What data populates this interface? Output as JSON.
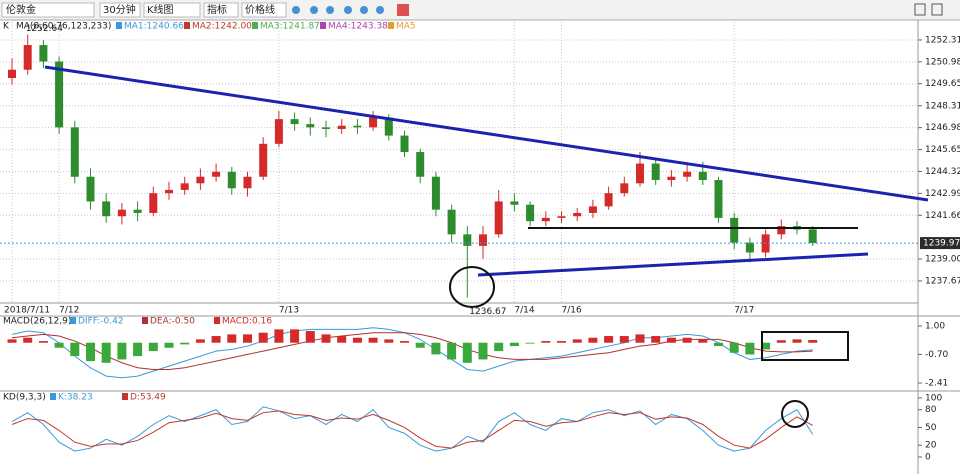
{
  "toolbar": [
    "伦敦金",
    "30分钟",
    "K线图",
    "指标",
    "价格线"
  ],
  "chart_data": [
    {
      "type": "candlestick",
      "title": "K",
      "subtitle": "MA(8,60,76,123,233)",
      "indicators": [
        {
          "label": "MA1:1240.66",
          "color": "#3a9ad9"
        },
        {
          "label": "MA2:1242.00",
          "color": "#c0392b"
        },
        {
          "label": "MA3:1241.87",
          "color": "#4caf50"
        },
        {
          "label": "MA4:1243.38",
          "color": "#b040b0"
        },
        {
          "label": "MA5",
          "color": "#e0a030"
        }
      ],
      "high_label": 1252.64,
      "low_label": 1236.67,
      "last_price": 1239.97,
      "up_color": "#d42a2a",
      "down_color": "#2e8b2e",
      "categories": [
        "2018/7/11",
        null,
        null,
        "7/12",
        null,
        null,
        null,
        null,
        null,
        null,
        null,
        null,
        null,
        null,
        null,
        null,
        null,
        "7/13",
        null,
        null,
        null,
        null,
        null,
        null,
        null,
        null,
        null,
        null,
        null,
        null,
        null,
        null,
        "7/14",
        null,
        null,
        "7/16",
        null,
        null,
        null,
        null,
        null,
        null,
        null,
        null,
        null,
        null,
        "7/17",
        null,
        null,
        null,
        null,
        null
      ],
      "ohlc": [
        [
          1250.0,
          1251.2,
          1249.6,
          1250.5
        ],
        [
          1250.5,
          1252.64,
          1250.2,
          1252.0
        ],
        [
          1252.0,
          1252.3,
          1250.6,
          1251.0
        ],
        [
          1251.0,
          1251.3,
          1246.6,
          1247.0
        ],
        [
          1247.0,
          1247.4,
          1243.6,
          1244.0
        ],
        [
          1244.0,
          1244.5,
          1242.0,
          1242.5
        ],
        [
          1242.5,
          1243.0,
          1241.2,
          1241.6
        ],
        [
          1241.6,
          1242.4,
          1241.1,
          1242.0
        ],
        [
          1242.0,
          1242.5,
          1241.3,
          1241.8
        ],
        [
          1241.8,
          1243.4,
          1241.6,
          1243.0
        ],
        [
          1243.0,
          1243.7,
          1242.6,
          1243.2
        ],
        [
          1243.2,
          1244.0,
          1242.9,
          1243.6
        ],
        [
          1243.6,
          1244.5,
          1243.2,
          1244.0
        ],
        [
          1244.0,
          1244.8,
          1243.7,
          1244.3
        ],
        [
          1244.3,
          1244.6,
          1242.9,
          1243.3
        ],
        [
          1243.3,
          1244.3,
          1242.8,
          1244.0
        ],
        [
          1244.0,
          1246.4,
          1243.8,
          1246.0
        ],
        [
          1246.0,
          1248.0,
          1245.8,
          1247.5
        ],
        [
          1247.5,
          1247.9,
          1246.8,
          1247.2
        ],
        [
          1247.2,
          1247.6,
          1246.5,
          1247.0
        ],
        [
          1247.0,
          1247.4,
          1246.4,
          1246.9
        ],
        [
          1246.9,
          1247.5,
          1246.6,
          1247.1
        ],
        [
          1247.1,
          1247.5,
          1246.6,
          1247.0
        ],
        [
          1247.0,
          1248.0,
          1246.8,
          1247.6
        ],
        [
          1247.6,
          1247.8,
          1246.2,
          1246.5
        ],
        [
          1246.5,
          1246.8,
          1245.2,
          1245.5
        ],
        [
          1245.5,
          1245.7,
          1243.6,
          1244.0
        ],
        [
          1244.0,
          1244.3,
          1241.6,
          1242.0
        ],
        [
          1242.0,
          1242.3,
          1240.0,
          1240.5
        ],
        [
          1240.5,
          1241.0,
          1236.67,
          1239.8
        ],
        [
          1239.8,
          1241.0,
          1239.0,
          1240.5
        ],
        [
          1240.5,
          1243.2,
          1240.3,
          1242.5
        ],
        [
          1242.5,
          1243.0,
          1241.9,
          1242.3
        ],
        [
          1242.3,
          1242.5,
          1241.0,
          1241.3
        ],
        [
          1241.3,
          1241.9,
          1241.0,
          1241.5
        ],
        [
          1241.5,
          1241.9,
          1241.2,
          1241.6
        ],
        [
          1241.6,
          1242.1,
          1241.3,
          1241.8
        ],
        [
          1241.8,
          1242.6,
          1241.5,
          1242.2
        ],
        [
          1242.2,
          1243.4,
          1242.0,
          1243.0
        ],
        [
          1243.0,
          1244.0,
          1242.8,
          1243.6
        ],
        [
          1243.6,
          1245.5,
          1243.4,
          1244.8
        ],
        [
          1244.8,
          1245.1,
          1243.5,
          1243.8
        ],
        [
          1243.8,
          1244.4,
          1243.4,
          1244.0
        ],
        [
          1244.0,
          1244.9,
          1243.7,
          1244.3
        ],
        [
          1244.3,
          1244.9,
          1243.5,
          1243.8
        ],
        [
          1243.8,
          1244.0,
          1241.2,
          1241.5
        ],
        [
          1241.5,
          1241.8,
          1239.6,
          1240.0
        ],
        [
          1240.0,
          1240.3,
          1238.8,
          1239.4
        ],
        [
          1239.4,
          1240.8,
          1239.1,
          1240.5
        ],
        [
          1240.5,
          1241.4,
          1240.2,
          1241.0
        ],
        [
          1241.0,
          1241.3,
          1240.5,
          1240.8
        ],
        [
          1240.8,
          1241.0,
          1239.8,
          1239.97
        ]
      ],
      "ylim": [
        1236.33,
        1253.4
      ],
      "yticks": [
        1252.31,
        1250.98,
        1249.65,
        1248.31,
        1246.98,
        1245.65,
        1244.32,
        1242.99,
        1241.66,
        {
          "value": 1239,
          "label": "1239.00"
        },
        1237.67
      ],
      "grid": true
    },
    {
      "type": "macd",
      "title": "MACD(26,12,9)",
      "up_color": "#d42a2a",
      "down_color": "#3aa83a",
      "series": [
        {
          "name": "DIFF:-0.42",
          "color": "#3a9ad9",
          "values": [
            0.5,
            0.7,
            0.6,
            0,
            -0.8,
            -1.5,
            -2,
            -2.1,
            -2,
            -1.7,
            -1.4,
            -1.1,
            -0.8,
            -0.5,
            -0.4,
            -0.2,
            0.1,
            0.5,
            0.7,
            0.8,
            0.8,
            0.8,
            0.8,
            0.9,
            0.8,
            0.6,
            0.2,
            -0.4,
            -1,
            -1.6,
            -1.7,
            -1.4,
            -1.1,
            -1,
            -0.9,
            -0.8,
            -0.6,
            -0.4,
            -0.2,
            0,
            0.3,
            0.3,
            0.4,
            0.5,
            0.4,
            0,
            -0.6,
            -1,
            -0.9,
            -0.7,
            -0.5,
            -0.42
          ]
        },
        {
          "name": "DEA:-0.50",
          "color": "#b03030",
          "values": [
            0.3,
            0.4,
            0.5,
            0.4,
            0.1,
            -0.3,
            -0.8,
            -1.2,
            -1.5,
            -1.6,
            -1.6,
            -1.5,
            -1.3,
            -1.1,
            -0.9,
            -0.7,
            -0.5,
            -0.3,
            -0.1,
            0.1,
            0.3,
            0.4,
            0.5,
            0.6,
            0.6,
            0.6,
            0.5,
            0.3,
            0,
            -0.4,
            -0.7,
            -0.9,
            -1,
            -1,
            -1,
            -0.9,
            -0.8,
            -0.7,
            -0.6,
            -0.4,
            -0.2,
            -0.1,
            0.1,
            0.2,
            0.2,
            0.2,
            0,
            -0.3,
            -0.5,
            -0.55,
            -0.55,
            -0.5
          ]
        },
        {
          "name": "MACD:0.16",
          "color": "#d42a2a",
          "histogram": true,
          "values": [
            0.2,
            0.3,
            0.1,
            -0.3,
            -0.8,
            -1.1,
            -1.2,
            -1.0,
            -0.8,
            -0.5,
            -0.3,
            -0.1,
            0.2,
            0.4,
            0.5,
            0.5,
            0.6,
            0.8,
            0.8,
            0.7,
            0.5,
            0.4,
            0.3,
            0.3,
            0.2,
            0.1,
            -0.3,
            -0.7,
            -1,
            -1.2,
            -1,
            -0.5,
            -0.2,
            -0.05,
            0.1,
            0.1,
            0.2,
            0.3,
            0.4,
            0.4,
            0.5,
            0.4,
            0.3,
            0.3,
            0.2,
            -0.2,
            -0.6,
            -0.7,
            -0.4,
            0.15,
            0.2,
            0.16
          ]
        }
      ],
      "ylim": [
        -2.83,
        1.6
      ],
      "yticks": [
        {
          "value": 1,
          "label": "1.00"
        },
        {
          "value": -0.7,
          "label": "-0.70"
        },
        -2.41
      ]
    },
    {
      "type": "line",
      "title": "KD(9,3,3)",
      "series": [
        {
          "name": "K:38.23",
          "color": "#3a9ad9",
          "values": [
            60,
            75,
            55,
            25,
            10,
            15,
            30,
            20,
            35,
            55,
            70,
            60,
            70,
            80,
            55,
            60,
            85,
            78,
            65,
            70,
            55,
            72,
            60,
            80,
            50,
            40,
            20,
            10,
            15,
            35,
            25,
            60,
            75,
            55,
            45,
            65,
            60,
            75,
            80,
            70,
            78,
            55,
            72,
            65,
            45,
            20,
            10,
            15,
            45,
            65,
            80,
            38.23
          ]
        },
        {
          "name": "D:53.49",
          "color": "#c0392b",
          "values": [
            55,
            65,
            62,
            45,
            25,
            18,
            22,
            22,
            28,
            42,
            58,
            62,
            66,
            74,
            65,
            62,
            75,
            78,
            72,
            70,
            62,
            66,
            64,
            72,
            62,
            50,
            32,
            18,
            15,
            25,
            28,
            45,
            62,
            60,
            52,
            58,
            60,
            68,
            75,
            72,
            75,
            64,
            68,
            66,
            55,
            35,
            20,
            15,
            30,
            50,
            68,
            53.49
          ]
        }
      ],
      "ylim": [
        -22,
        110
      ],
      "yticks": [
        100,
        80,
        50,
        20,
        0
      ]
    }
  ]
}
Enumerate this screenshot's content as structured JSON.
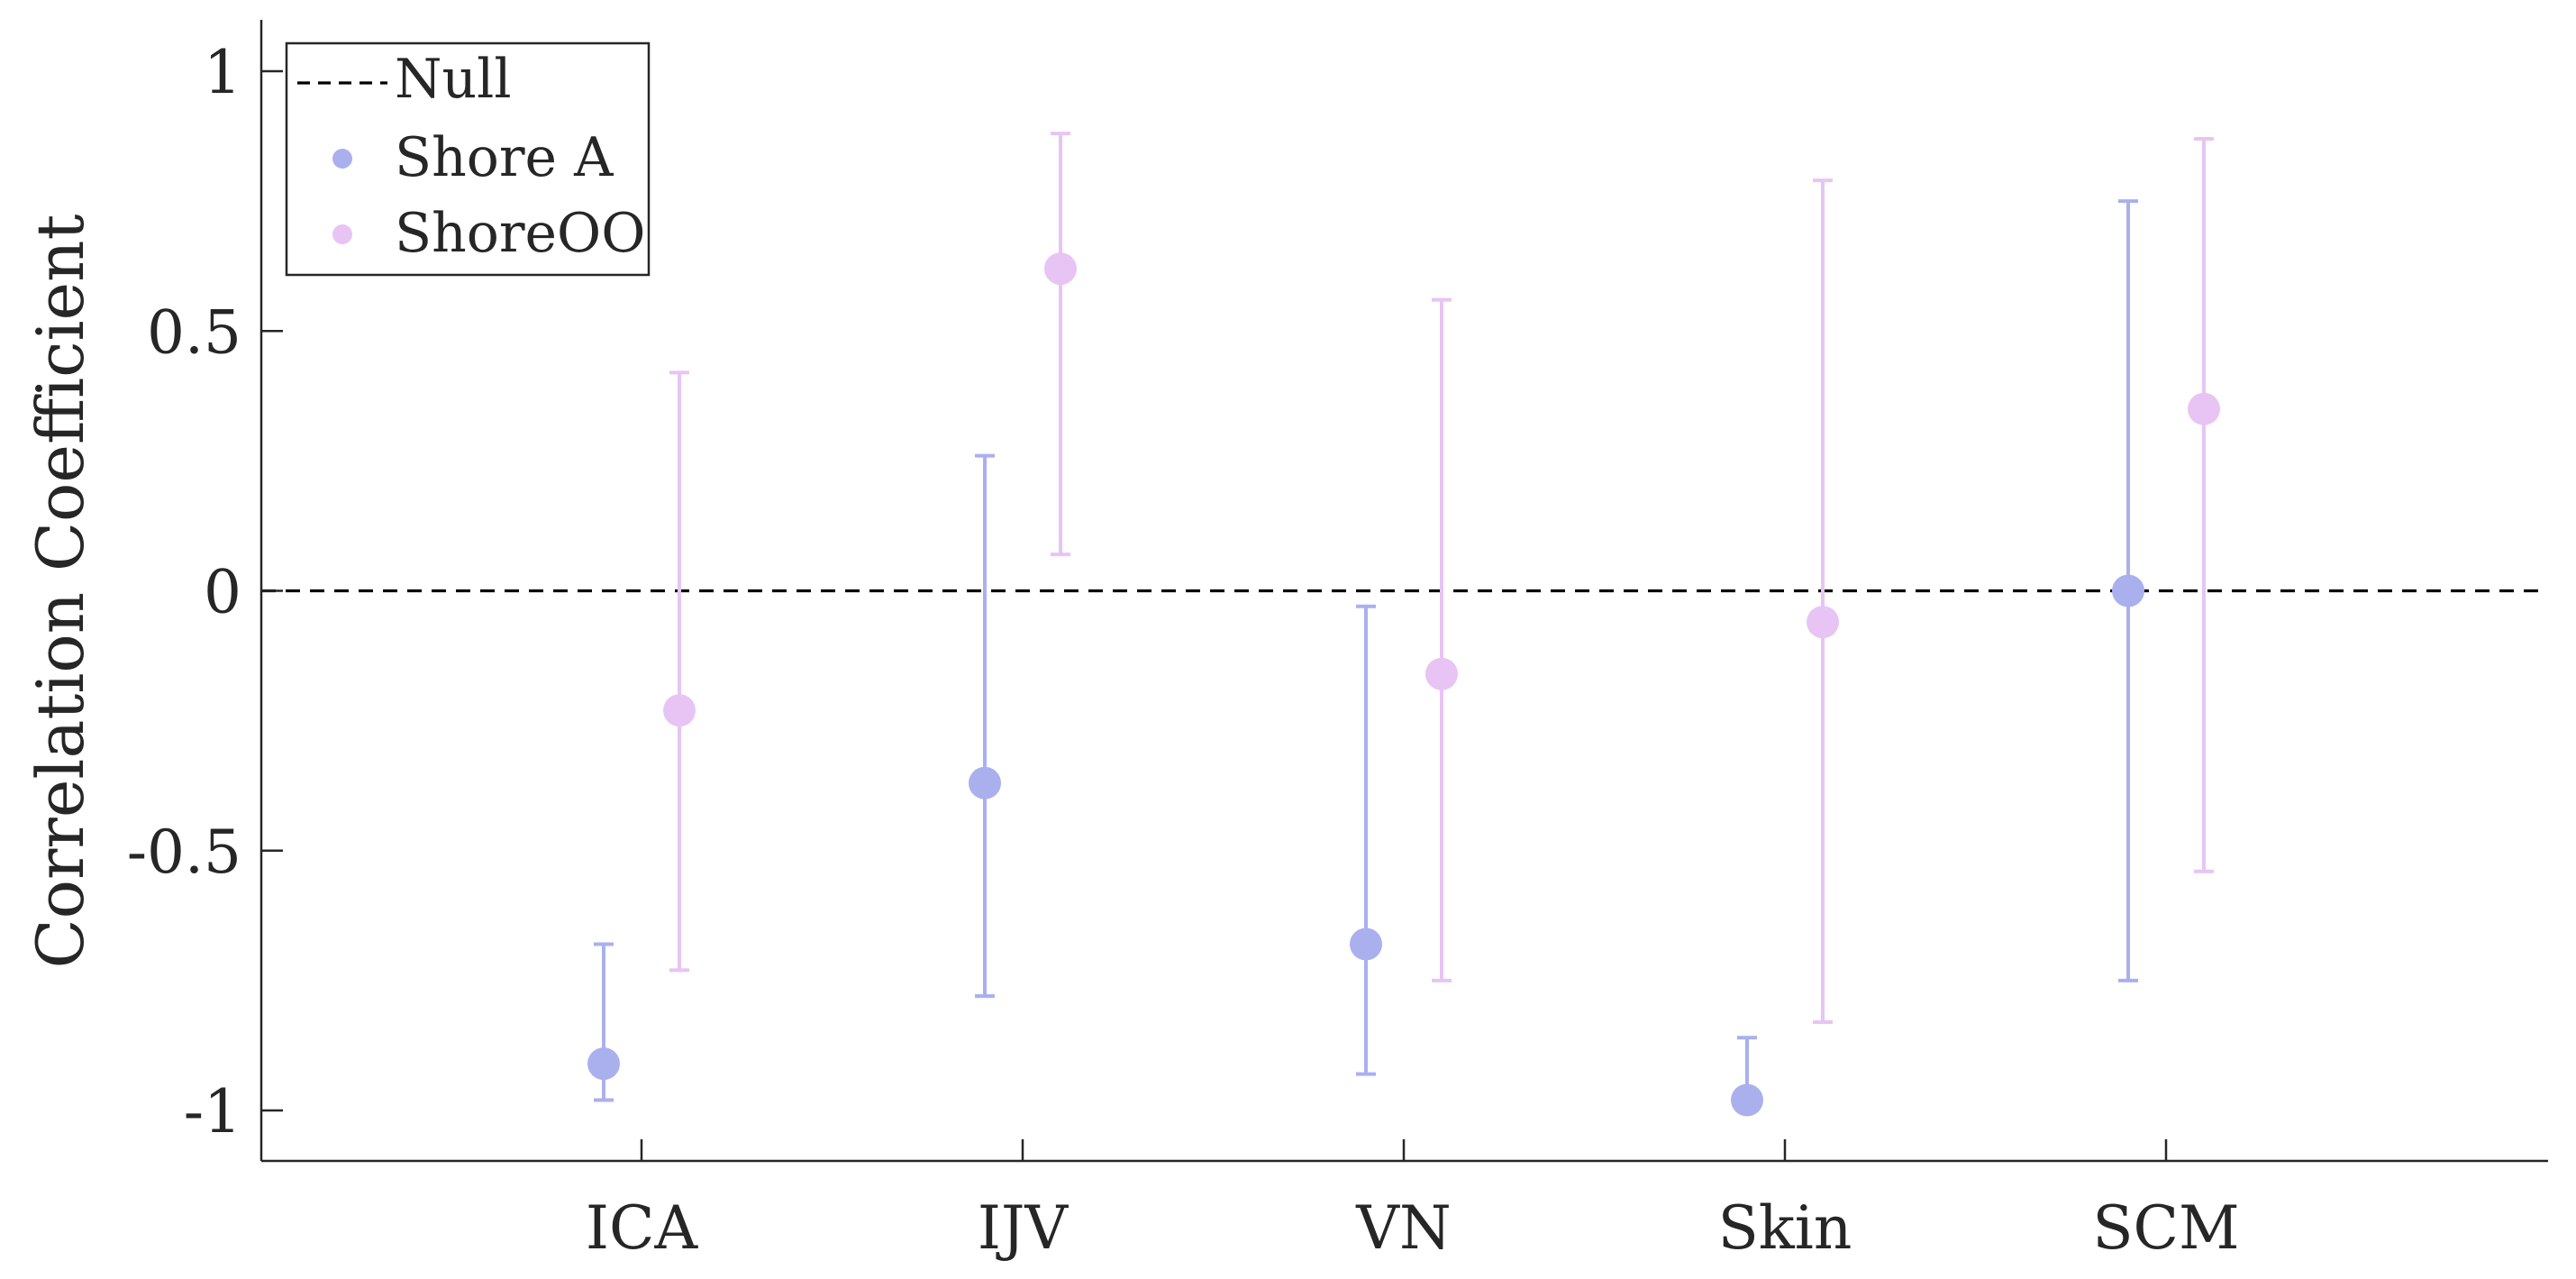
{
  "chart_data": {
    "type": "scatter",
    "title": "",
    "xlabel": "",
    "ylabel": "Correlation Coefficient",
    "categories": [
      "ICA",
      "IJV",
      "VN",
      "Skin",
      "SCM"
    ],
    "ylim": [
      -1.1,
      1.1
    ],
    "yticks": [
      -1,
      -0.5,
      0,
      0.5,
      1
    ],
    "ytick_labels": [
      "-1",
      "-0.5",
      "0",
      "0.5",
      "1"
    ],
    "grid": false,
    "legend_position": "top-left",
    "null_line": {
      "name": "Null",
      "value": 0,
      "color": "#000000"
    },
    "series": [
      {
        "name": "Shore A",
        "color": "#aab0ee",
        "values": [
          -0.91,
          -0.37,
          -0.68,
          -0.98,
          0.0
        ],
        "lower": [
          -0.98,
          -0.78,
          -0.93,
          -0.98,
          -0.75
        ],
        "upper": [
          -0.68,
          0.26,
          -0.03,
          -0.86,
          0.75
        ]
      },
      {
        "name": "ShoreOO",
        "color": "#e8c4f4",
        "values": [
          -0.23,
          0.62,
          -0.16,
          -0.06,
          0.35
        ],
        "lower": [
          -0.73,
          0.07,
          -0.75,
          -0.83,
          -0.54
        ],
        "upper": [
          0.42,
          0.88,
          0.56,
          0.79,
          0.87
        ]
      }
    ]
  }
}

* Task prompt
Extract all lines from the material above that include the word "type".

* Exercise solution
      "type": "candlestick",
      "type": "macd",
      "type": "line",
    "type": "scatter",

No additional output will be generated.